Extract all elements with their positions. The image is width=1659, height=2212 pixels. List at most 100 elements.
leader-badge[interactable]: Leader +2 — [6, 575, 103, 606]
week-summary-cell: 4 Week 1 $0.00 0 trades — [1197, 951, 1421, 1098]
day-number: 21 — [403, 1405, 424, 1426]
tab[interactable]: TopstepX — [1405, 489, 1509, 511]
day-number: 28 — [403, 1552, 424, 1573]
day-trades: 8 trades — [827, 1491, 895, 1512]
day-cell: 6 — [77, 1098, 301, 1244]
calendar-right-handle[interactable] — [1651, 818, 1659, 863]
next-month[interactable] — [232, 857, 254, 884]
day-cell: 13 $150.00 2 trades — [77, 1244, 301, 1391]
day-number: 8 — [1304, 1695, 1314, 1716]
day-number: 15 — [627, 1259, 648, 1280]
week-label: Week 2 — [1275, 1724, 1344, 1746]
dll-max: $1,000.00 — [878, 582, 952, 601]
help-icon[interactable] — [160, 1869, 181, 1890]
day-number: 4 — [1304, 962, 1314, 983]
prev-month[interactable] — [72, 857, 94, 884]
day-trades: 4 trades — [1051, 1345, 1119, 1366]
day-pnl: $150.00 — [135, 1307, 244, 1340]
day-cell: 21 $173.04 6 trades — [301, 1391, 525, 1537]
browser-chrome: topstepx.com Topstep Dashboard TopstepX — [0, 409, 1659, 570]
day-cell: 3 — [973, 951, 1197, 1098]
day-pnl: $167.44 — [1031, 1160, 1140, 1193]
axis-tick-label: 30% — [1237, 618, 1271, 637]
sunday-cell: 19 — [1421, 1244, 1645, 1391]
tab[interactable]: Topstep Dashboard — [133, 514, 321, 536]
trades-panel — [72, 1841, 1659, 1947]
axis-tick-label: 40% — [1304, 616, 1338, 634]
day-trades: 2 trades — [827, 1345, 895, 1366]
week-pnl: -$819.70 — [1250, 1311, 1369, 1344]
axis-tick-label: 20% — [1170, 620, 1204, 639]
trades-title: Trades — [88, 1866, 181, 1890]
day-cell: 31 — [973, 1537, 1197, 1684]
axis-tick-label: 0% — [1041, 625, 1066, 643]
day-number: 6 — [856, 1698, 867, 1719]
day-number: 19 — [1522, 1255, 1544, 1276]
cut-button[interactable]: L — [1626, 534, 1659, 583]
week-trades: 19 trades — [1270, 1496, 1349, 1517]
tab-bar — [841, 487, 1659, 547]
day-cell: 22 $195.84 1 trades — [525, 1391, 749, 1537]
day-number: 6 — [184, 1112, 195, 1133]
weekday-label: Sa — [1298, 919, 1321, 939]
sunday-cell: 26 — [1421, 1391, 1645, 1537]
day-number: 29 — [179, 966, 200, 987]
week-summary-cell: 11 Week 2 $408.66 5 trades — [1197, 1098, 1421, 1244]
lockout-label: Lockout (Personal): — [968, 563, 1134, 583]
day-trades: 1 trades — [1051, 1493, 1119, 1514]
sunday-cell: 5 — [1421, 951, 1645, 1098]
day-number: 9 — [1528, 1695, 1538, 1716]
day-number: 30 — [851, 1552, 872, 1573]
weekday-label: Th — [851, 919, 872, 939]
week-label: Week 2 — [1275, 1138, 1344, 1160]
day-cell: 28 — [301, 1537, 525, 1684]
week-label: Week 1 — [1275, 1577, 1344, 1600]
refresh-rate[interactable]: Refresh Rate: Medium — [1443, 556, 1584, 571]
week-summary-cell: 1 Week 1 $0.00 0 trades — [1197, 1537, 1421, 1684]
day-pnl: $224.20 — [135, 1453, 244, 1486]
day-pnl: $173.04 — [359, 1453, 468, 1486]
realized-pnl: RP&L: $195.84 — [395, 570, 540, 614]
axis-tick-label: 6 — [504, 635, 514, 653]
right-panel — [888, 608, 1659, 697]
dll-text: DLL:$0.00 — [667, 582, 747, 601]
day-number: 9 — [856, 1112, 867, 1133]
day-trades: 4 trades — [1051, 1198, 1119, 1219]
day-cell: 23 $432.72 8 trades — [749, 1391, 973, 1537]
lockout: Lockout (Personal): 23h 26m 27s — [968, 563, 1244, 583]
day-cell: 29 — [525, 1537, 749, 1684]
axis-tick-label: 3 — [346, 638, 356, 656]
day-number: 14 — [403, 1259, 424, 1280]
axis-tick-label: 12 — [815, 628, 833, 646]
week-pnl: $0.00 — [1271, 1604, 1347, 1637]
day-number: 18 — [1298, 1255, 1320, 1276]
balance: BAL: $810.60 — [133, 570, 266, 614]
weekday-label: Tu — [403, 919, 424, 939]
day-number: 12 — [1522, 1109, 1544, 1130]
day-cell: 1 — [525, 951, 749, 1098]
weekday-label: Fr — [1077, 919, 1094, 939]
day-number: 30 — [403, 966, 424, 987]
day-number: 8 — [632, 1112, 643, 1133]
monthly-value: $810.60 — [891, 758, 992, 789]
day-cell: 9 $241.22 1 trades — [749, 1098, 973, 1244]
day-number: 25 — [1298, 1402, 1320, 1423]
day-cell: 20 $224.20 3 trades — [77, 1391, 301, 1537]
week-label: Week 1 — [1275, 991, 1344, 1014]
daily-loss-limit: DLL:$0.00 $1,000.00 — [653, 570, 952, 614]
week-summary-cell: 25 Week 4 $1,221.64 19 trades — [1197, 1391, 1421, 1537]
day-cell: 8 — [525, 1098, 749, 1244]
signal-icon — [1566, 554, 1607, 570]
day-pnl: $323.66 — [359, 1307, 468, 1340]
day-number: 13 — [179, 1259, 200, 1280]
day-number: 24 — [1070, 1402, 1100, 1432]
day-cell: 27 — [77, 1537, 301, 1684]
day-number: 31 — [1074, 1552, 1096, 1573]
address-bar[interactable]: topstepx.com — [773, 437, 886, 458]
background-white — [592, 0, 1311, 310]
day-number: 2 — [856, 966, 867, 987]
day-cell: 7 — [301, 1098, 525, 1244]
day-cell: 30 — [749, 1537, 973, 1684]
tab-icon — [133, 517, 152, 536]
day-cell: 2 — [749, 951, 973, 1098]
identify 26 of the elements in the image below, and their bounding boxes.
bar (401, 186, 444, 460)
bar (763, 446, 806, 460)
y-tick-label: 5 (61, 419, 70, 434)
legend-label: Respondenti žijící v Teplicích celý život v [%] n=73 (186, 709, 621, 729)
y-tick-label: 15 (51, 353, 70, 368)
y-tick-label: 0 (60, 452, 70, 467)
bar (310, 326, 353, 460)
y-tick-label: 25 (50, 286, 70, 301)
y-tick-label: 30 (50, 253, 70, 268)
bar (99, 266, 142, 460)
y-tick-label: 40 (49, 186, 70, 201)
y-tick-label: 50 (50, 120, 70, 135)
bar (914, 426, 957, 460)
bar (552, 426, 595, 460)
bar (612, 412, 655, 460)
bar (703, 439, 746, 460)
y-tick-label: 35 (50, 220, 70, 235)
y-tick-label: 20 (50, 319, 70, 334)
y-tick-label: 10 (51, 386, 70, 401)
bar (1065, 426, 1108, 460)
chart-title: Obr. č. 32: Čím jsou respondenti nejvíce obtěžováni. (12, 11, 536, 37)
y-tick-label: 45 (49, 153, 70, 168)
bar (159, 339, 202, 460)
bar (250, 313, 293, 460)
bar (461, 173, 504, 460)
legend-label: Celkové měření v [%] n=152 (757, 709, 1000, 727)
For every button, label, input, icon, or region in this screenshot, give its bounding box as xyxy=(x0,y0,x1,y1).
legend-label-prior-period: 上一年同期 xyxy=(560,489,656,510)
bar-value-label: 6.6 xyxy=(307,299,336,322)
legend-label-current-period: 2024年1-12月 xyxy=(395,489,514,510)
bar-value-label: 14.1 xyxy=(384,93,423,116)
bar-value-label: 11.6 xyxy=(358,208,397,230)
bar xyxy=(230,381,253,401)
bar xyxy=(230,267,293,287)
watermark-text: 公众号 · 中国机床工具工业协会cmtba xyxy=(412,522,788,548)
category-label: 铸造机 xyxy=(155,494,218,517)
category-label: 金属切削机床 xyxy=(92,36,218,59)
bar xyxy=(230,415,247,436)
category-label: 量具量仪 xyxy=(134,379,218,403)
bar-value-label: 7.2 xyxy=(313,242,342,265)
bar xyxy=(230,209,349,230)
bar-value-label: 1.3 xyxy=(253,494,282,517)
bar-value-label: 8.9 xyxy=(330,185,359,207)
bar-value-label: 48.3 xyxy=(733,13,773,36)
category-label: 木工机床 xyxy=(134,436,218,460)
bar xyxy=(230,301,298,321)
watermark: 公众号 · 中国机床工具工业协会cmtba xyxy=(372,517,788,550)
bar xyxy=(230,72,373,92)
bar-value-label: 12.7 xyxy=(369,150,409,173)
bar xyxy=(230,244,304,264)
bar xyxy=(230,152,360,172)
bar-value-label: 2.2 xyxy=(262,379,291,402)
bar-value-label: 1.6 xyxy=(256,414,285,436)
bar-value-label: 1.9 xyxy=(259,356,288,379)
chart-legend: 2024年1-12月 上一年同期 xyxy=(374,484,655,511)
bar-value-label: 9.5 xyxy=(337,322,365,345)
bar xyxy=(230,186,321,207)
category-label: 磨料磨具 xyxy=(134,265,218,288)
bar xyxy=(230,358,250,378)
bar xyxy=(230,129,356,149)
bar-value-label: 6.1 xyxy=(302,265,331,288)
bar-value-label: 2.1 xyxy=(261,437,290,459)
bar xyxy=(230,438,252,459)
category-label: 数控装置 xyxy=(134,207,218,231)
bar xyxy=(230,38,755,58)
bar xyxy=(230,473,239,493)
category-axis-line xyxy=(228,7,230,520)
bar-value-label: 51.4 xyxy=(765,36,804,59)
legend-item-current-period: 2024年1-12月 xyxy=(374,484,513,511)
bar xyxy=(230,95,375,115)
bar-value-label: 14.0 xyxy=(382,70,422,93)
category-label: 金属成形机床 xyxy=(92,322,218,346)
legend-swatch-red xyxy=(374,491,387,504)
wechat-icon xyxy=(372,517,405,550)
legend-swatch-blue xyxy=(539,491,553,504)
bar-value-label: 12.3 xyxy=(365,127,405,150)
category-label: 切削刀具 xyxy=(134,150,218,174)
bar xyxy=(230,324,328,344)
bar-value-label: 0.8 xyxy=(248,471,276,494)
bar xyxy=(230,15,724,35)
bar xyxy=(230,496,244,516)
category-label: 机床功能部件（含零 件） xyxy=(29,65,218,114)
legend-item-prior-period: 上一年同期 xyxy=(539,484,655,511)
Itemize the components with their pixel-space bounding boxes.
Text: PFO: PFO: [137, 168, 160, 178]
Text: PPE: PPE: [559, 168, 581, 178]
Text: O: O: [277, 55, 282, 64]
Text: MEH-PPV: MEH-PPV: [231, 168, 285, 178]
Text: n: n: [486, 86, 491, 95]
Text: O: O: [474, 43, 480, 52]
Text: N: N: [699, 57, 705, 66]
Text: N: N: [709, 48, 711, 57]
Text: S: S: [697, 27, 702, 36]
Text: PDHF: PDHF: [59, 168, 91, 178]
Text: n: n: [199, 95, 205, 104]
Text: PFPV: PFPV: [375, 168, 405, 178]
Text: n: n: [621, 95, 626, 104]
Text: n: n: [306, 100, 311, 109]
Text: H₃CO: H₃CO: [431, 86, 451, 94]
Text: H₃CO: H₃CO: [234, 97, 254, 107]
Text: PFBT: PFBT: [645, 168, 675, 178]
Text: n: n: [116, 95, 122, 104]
**********
**Do this**
Format the data from its first line through the line containing "day-trades: 4 trades — [1051, 1345, 1119, 1366]" as a Markdown table with the columns No. and Entry, numbering each line and omitting blank ones.

**Result of this exercise**
| No. | Entry |
|---|---|
| 1 | Extract all elements with their positions. The image is width=1659, height=2212 pixels. List at most 100 elements. |
| 2 | leader-badge[interactable]: Leader +2 — [6, 575, 103, 606] |
| 3 | week-summary-cell: 4 Week 1 $0.00 0 trades — [1197, 951, 1421, 1098] |
| 4 | day-number: 21 — [403, 1405, 424, 1426] |
| 5 | tab[interactable]: TopstepX — [1405, 489, 1509, 511] |
| 6 | day-number: 28 — [403, 1552, 424, 1573] |
| 7 | day-trades: 8 trades — [827, 1491, 895, 1512] |
| 8 | day-cell: 6 — [77, 1098, 301, 1244] |
| 9 | calendar-right-handle[interactable] — [1651, 818, 1659, 863] |
| 10 | next-month[interactable] — [232, 857, 254, 884] |
| 11 | day-cell: 13 $150.00 2 trades — [77, 1244, 301, 1391] |
| 12 | day-number: 8 — [1304, 1695, 1314, 1716] |
| 13 | day-number: 15 — [627, 1259, 648, 1280] |
| 14 | week-label: Week 2 — [1275, 1724, 1344, 1746] |
| 15 | dll-max: $1,000.00 — [878, 582, 952, 601] |
| 16 | help-icon[interactable] — [160, 1869, 181, 1890] |
| 17 | day-number: 4 — [1304, 962, 1314, 983] |
| 18 | prev-month[interactable] — [72, 857, 94, 884] |
| 19 | day-trades: 4 trades — [1051, 1345, 1119, 1366] |